## [Materials provided]
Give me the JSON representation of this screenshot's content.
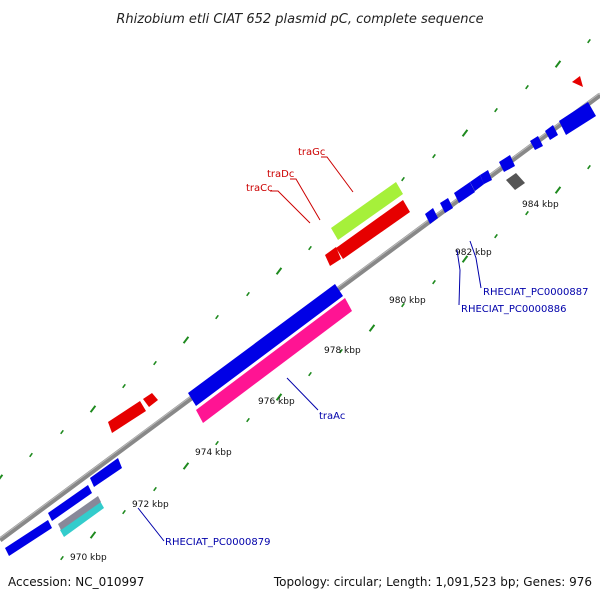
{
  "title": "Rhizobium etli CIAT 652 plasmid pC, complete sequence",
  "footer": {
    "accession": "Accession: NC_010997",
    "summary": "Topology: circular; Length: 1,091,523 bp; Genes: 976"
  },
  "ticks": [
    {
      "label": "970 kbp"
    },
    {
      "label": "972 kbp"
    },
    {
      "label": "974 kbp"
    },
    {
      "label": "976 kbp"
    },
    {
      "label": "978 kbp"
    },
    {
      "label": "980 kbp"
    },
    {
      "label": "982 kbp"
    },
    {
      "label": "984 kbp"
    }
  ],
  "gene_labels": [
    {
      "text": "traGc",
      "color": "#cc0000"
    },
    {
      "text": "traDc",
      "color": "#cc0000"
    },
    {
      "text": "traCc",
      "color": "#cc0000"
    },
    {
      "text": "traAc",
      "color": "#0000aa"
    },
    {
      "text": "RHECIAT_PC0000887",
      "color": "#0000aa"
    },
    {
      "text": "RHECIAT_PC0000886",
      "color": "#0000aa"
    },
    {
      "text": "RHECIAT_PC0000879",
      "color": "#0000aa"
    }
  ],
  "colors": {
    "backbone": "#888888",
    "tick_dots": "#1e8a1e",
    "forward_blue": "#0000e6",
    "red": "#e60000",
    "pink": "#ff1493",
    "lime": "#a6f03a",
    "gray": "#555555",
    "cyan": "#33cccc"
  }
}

## [What you will do]
The task calls for duplicating the data exactly, with no images kept.

## [Reply]
Give me the JSON representation of this screenshot's content.
{
  "title": "Rhizobium etli CIAT 652 plasmid pC, complete sequence",
  "footer": {
    "accession": "Accession: NC_010997",
    "summary": "Topology: circular; Length: 1,091,523 bp; Genes: 976"
  },
  "ticks": [
    {
      "label": "970 kbp"
    },
    {
      "label": "972 kbp"
    },
    {
      "label": "974 kbp"
    },
    {
      "label": "976 kbp"
    },
    {
      "label": "978 kbp"
    },
    {
      "label": "980 kbp"
    },
    {
      "label": "982 kbp"
    },
    {
      "label": "984 kbp"
    }
  ],
  "gene_labels": [
    {
      "text": "traGc",
      "color": "#cc0000"
    },
    {
      "text": "traDc",
      "color": "#cc0000"
    },
    {
      "text": "traCc",
      "color": "#cc0000"
    },
    {
      "text": "traAc",
      "color": "#0000aa"
    },
    {
      "text": "RHECIAT_PC0000887",
      "color": "#0000aa"
    },
    {
      "text": "RHECIAT_PC0000886",
      "color": "#0000aa"
    },
    {
      "text": "RHECIAT_PC0000879",
      "color": "#0000aa"
    }
  ],
  "colors": {
    "backbone": "#888888",
    "tick_dots": "#1e8a1e",
    "forward_blue": "#0000e6",
    "red": "#e60000",
    "pink": "#ff1493",
    "lime": "#a6f03a",
    "gray": "#555555",
    "cyan": "#33cccc"
  }
}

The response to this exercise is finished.